Given records ::
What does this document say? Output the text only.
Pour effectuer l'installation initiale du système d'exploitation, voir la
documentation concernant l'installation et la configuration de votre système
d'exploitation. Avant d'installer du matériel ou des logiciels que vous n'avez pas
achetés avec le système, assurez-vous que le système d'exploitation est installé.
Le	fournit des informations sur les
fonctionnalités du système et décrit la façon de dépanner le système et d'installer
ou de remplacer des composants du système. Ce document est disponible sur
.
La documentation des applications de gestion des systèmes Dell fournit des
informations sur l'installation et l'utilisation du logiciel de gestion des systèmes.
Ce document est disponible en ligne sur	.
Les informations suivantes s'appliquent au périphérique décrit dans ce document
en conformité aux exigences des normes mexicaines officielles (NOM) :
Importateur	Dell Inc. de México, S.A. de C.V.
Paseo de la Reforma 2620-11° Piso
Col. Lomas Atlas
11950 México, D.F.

Description of the task ::
Each line of the listing above should be output exactly.

Result of this task ::
What does this document say? Output the text only.
Pour effectuer l'installation initiale du système d'exploitation, voir la
documentation concernant l'installation et la configuration de votre système
d'exploitation. Avant d'installer du matériel ou des logiciels que vous n'avez pas
achetés avec le système, assurez-vous que le système d'exploitation est installé.
Le	fournit des informations sur les
fonctionnalités du système et décrit la façon de dépanner le système et d'installer
ou de remplacer des composants du système. Ce document est disponible sur
.
La documentation des applications de gestion des systèmes Dell fournit des
informations sur l'installation et l'utilisation du logiciel de gestion des systèmes.
Ce document est disponible en ligne sur	.
Les informations suivantes s'appliquent au périphérique décrit dans ce document
en conformité aux exigences des normes mexicaines officielles (NOM) :
Importateur	Dell Inc. de México, S.A. de C.V.
Paseo de la Reforma 2620-11° Piso
Col. Lomas Atlas
11950 México, D.F.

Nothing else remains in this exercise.